··· DATASET EXTRACT
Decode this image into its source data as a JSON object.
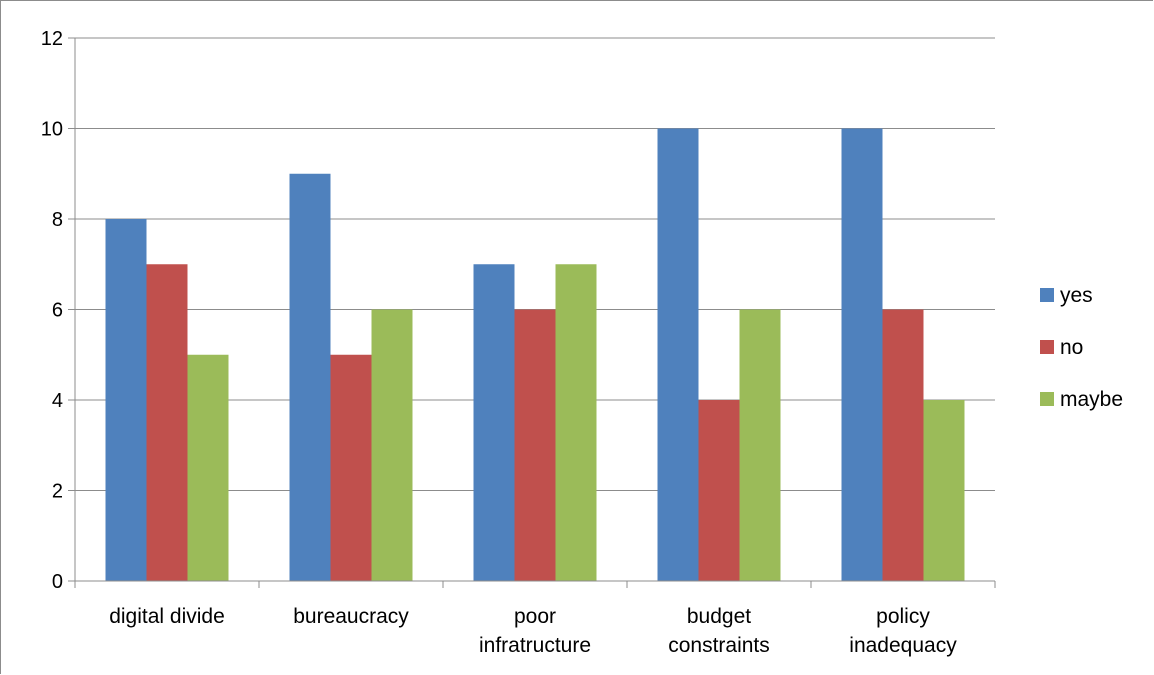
{
  "chart_data": {
    "type": "bar",
    "categories": [
      [
        "digital divide"
      ],
      [
        "bureaucracy"
      ],
      [
        "poor",
        "infratructure"
      ],
      [
        "budget",
        "constraints"
      ],
      [
        "policy",
        "inadequacy"
      ]
    ],
    "series": [
      {
        "name": "yes",
        "color": "#4f81bd",
        "values": [
          8,
          9,
          7,
          10,
          10
        ]
      },
      {
        "name": "no",
        "color": "#c0504d",
        "values": [
          7,
          5,
          6,
          4,
          6
        ]
      },
      {
        "name": "maybe",
        "color": "#9bbb59",
        "values": [
          5,
          6,
          7,
          6,
          4
        ]
      }
    ],
    "ylim": [
      0,
      12
    ],
    "yticks": [
      "0",
      "2",
      "4",
      "6",
      "8",
      "10",
      "12"
    ],
    "grid": true,
    "legend": "right"
  }
}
······
● **EXERCISE AIM**:
Filter out all lines lacking the word "color" and copy the rest.

● **FINISHED EXERCISE**:
        "color": "#4f81bd",
        "color": "#c0504d",
        "color": "#9bbb59",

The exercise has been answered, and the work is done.